[SHORT EXERCISE]:
Exclude images, then output the remaining data verbatim.

[RECORDED INFORMATION]:
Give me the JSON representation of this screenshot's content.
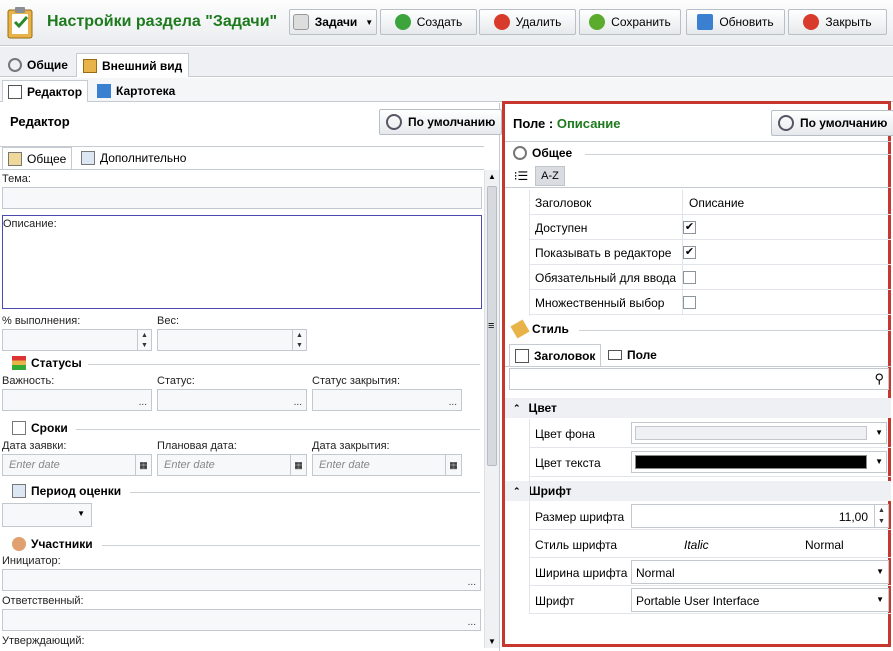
{
  "window": {
    "title": "Настройки раздела \"Задачи\""
  },
  "toolbar": {
    "section_label": "Задачи",
    "create": "Создать",
    "delete": "Удалить",
    "save": "Сохранить",
    "refresh": "Обновить",
    "close": "Закрыть"
  },
  "tabs_main": [
    "Общие",
    "Внешний вид"
  ],
  "tabs_sub": [
    "Редактор",
    "Картотека"
  ],
  "editor": {
    "title": "Редактор",
    "default_button": "По умолчанию",
    "tabs": [
      "Общее",
      "Дополнительно"
    ],
    "fields": {
      "subject": "Тема:",
      "description": "Описание:",
      "percent": "% выполнения:",
      "weight": "Вес:",
      "importance": "Важность:",
      "status": "Статус:",
      "close_status": "Статус закрытия:",
      "request_date": "Дата заявки:",
      "plan_date": "Плановая дата:",
      "close_date": "Дата закрытия:",
      "initiator": "Инициатор:",
      "responsible": "Ответственный:",
      "approver": "Утверждающий:"
    },
    "sections": {
      "statuses": "Статусы",
      "terms": "Сроки",
      "period": "Период оценки",
      "participants": "Участники"
    },
    "date_placeholder": "Enter date",
    "ellipsis": "..."
  },
  "field_props": {
    "title_prefix": "Поле :",
    "field_name": "Описание",
    "default_button": "По умолчанию",
    "general_section": "Общее",
    "sort_az": "A-Z",
    "properties": [
      {
        "name": "Заголовок",
        "value": "Описание",
        "type": "text"
      },
      {
        "name": "Доступен",
        "checked": true,
        "type": "check"
      },
      {
        "name": "Показывать в редакторе",
        "checked": true,
        "type": "check"
      },
      {
        "name": "Обязательный для ввода",
        "checked": false,
        "type": "check"
      },
      {
        "name": "Множественный выбор",
        "checked": false,
        "type": "check"
      }
    ],
    "style_section": "Стиль",
    "style_tabs": [
      "Заголовок",
      "Поле"
    ],
    "color_group": "Цвет",
    "bg_color_label": "Цвет фона",
    "text_color_label": "Цвет текста",
    "text_color_value": "#000000",
    "font_group": "Шрифт",
    "font_size_label": "Размер шрифта",
    "font_size_value": "11,00",
    "font_style_label": "Стиль шрифта",
    "font_style_italic": "Italic",
    "font_style_normal": "Normal",
    "font_weight_label": "Ширина шрифта",
    "font_weight_value": "Normal",
    "font_label": "Шрифт",
    "font_value": "Portable User Interface"
  },
  "colors": {
    "accent_green": "#1d7a1d",
    "highlight_red": "#c8372d"
  }
}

[ANSWER TO THE TASK]:
Give me the JSON representation of this screenshot's content.
{
  "window": {
    "title": "Настройки раздела \"Задачи\""
  },
  "toolbar": {
    "section_label": "Задачи",
    "create": "Создать",
    "delete": "Удалить",
    "save": "Сохранить",
    "refresh": "Обновить",
    "close": "Закрыть"
  },
  "tabs_main": [
    "Общие",
    "Внешний вид"
  ],
  "tabs_sub": [
    "Редактор",
    "Картотека"
  ],
  "editor": {
    "title": "Редактор",
    "default_button": "По умолчанию",
    "tabs": [
      "Общее",
      "Дополнительно"
    ],
    "fields": {
      "subject": "Тема:",
      "description": "Описание:",
      "percent": "% выполнения:",
      "weight": "Вес:",
      "importance": "Важность:",
      "status": "Статус:",
      "close_status": "Статус закрытия:",
      "request_date": "Дата заявки:",
      "plan_date": "Плановая дата:",
      "close_date": "Дата закрытия:",
      "initiator": "Инициатор:",
      "responsible": "Ответственный:",
      "approver": "Утверждающий:"
    },
    "sections": {
      "statuses": "Статусы",
      "terms": "Сроки",
      "period": "Период оценки",
      "participants": "Участники"
    },
    "date_placeholder": "Enter date",
    "ellipsis": "..."
  },
  "field_props": {
    "title_prefix": "Поле :",
    "field_name": "Описание",
    "default_button": "По умолчанию",
    "general_section": "Общее",
    "sort_az": "A-Z",
    "properties": [
      {
        "name": "Заголовок",
        "value": "Описание",
        "type": "text"
      },
      {
        "name": "Доступен",
        "checked": true,
        "type": "check"
      },
      {
        "name": "Показывать в редакторе",
        "checked": true,
        "type": "check"
      },
      {
        "name": "Обязательный для ввода",
        "checked": false,
        "type": "check"
      },
      {
        "name": "Множественный выбор",
        "checked": false,
        "type": "check"
      }
    ],
    "style_section": "Стиль",
    "style_tabs": [
      "Заголовок",
      "Поле"
    ],
    "color_group": "Цвет",
    "bg_color_label": "Цвет фона",
    "text_color_label": "Цвет текста",
    "text_color_value": "#000000",
    "font_group": "Шрифт",
    "font_size_label": "Размер шрифта",
    "font_size_value": "11,00",
    "font_style_label": "Стиль шрифта",
    "font_style_italic": "Italic",
    "font_style_normal": "Normal",
    "font_weight_label": "Ширина шрифта",
    "font_weight_value": "Normal",
    "font_label": "Шрифт",
    "font_value": "Portable User Interface"
  },
  "colors": {
    "accent_green": "#1d7a1d",
    "highlight_red": "#c8372d"
  }
}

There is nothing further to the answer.